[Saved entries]
** BEGIN **
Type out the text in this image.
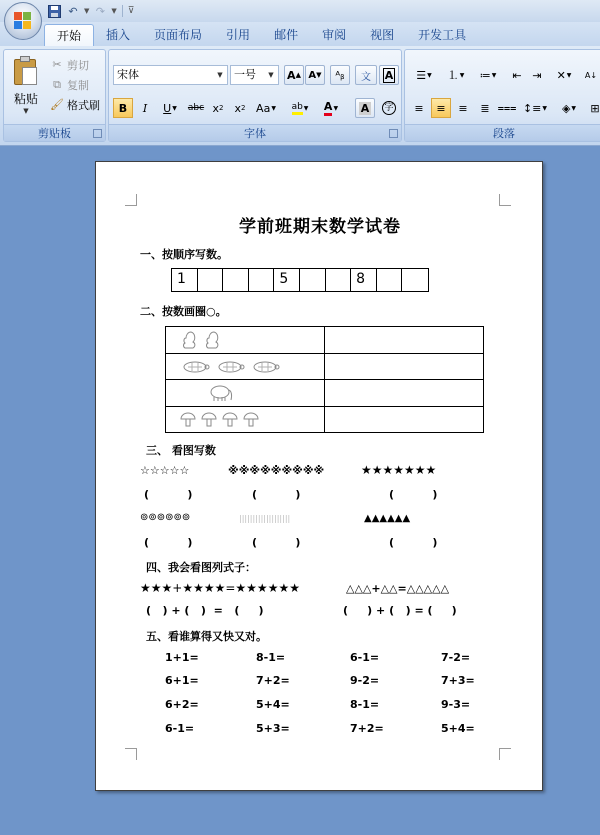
↶ ▼ ↷ ▼ ⊽
开始	插入	页面布局	引用	邮件	审阅	视图	开发工具
粘贴
▼
✂ 剪切
⧉ 复制
🖌 格式刷
剪贴板
宋体	▼	一号	▼	A ▲ A ▼	ᴬᵦ	文 A
B I U ▼ abc x 2	x 2 Aa ▼ ab ▼ A ▼ A 字
字体
☰ ▼	⒈ ▼	≔ ▼	⇤ ⇥	✕ ▼ A↓
≡	≡	≡	≣ ⩶ ↕≡ ▼	◈ ▼	⊞
段落
学前班期末数学试卷
一、按顺序写数。
1	5	8
二、按数画圈○。

三、 看图写数
☆☆☆☆☆	※※※※※※※※※	★★★★★★★
(          )	(          )	(          )
⊚⊚⊚⊚⊚⊚	|||||||||||||||||||	▲▲▲▲▲▲
(          )	(          )	(          )
四、我会看图列式子：
★★★+★★★★=★★★★★★	△△△+△△=△△△△△
(   ) + (   )  =   (     )	(     ) + (   ) = (     )
五、看谁算得又快又对。
1+1=	8-1=	6-1=	7-2=
6+1=	7+2=	9-2=	7+3=
6+2=	5+4=	8-1=	9-3=
6-1=	5+3=	7+2=	5+4=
** END **
* _Aim_
Output the lines above in full and exactly as given, omitting any pictures.

* _Worked answer_
Type out the text in this image.
↶ ▼ ↷ ▼ ⊽
开始	插入	页面布局	引用	邮件	审阅	视图	开发工具
粘贴
▼
✂ 剪切
⧉ 复制
🖌 格式刷
剪贴板
宋体	▼	一号	▼	A ▲ A ▼	ᴬᵦ	文 A
B I U ▼ abc x 2	x 2 Aa ▼ ab ▼ A ▼ A 字
字体
☰ ▼	⒈ ▼	≔ ▼	⇤ ⇥	✕ ▼ A↓
≡	≡	≡	≣ ⩶ ↕≡ ▼	◈ ▼	⊞
段落
学前班期末数学试卷
一、按顺序写数。
1	5	8
二、按数画圈○。

三、 看图写数
☆☆☆☆☆	※※※※※※※※※	★★★★★★★
(          )	(          )	(          )
⊚⊚⊚⊚⊚⊚	|||||||||||||||||||	▲▲▲▲▲▲
(          )	(          )	(          )
四、我会看图列式子：
★★★+★★★★=★★★★★★	△△△+△△=△△△△△
(   ) + (   )  =   (     )	(     ) + (   ) = (     )
五、看谁算得又快又对。
1+1=	8-1=	6-1=	7-2=
6+1=	7+2=	9-2=	7+3=
6+2=	5+4=	8-1=	9-3=
6-1=	5+3=	7+2=	5+4=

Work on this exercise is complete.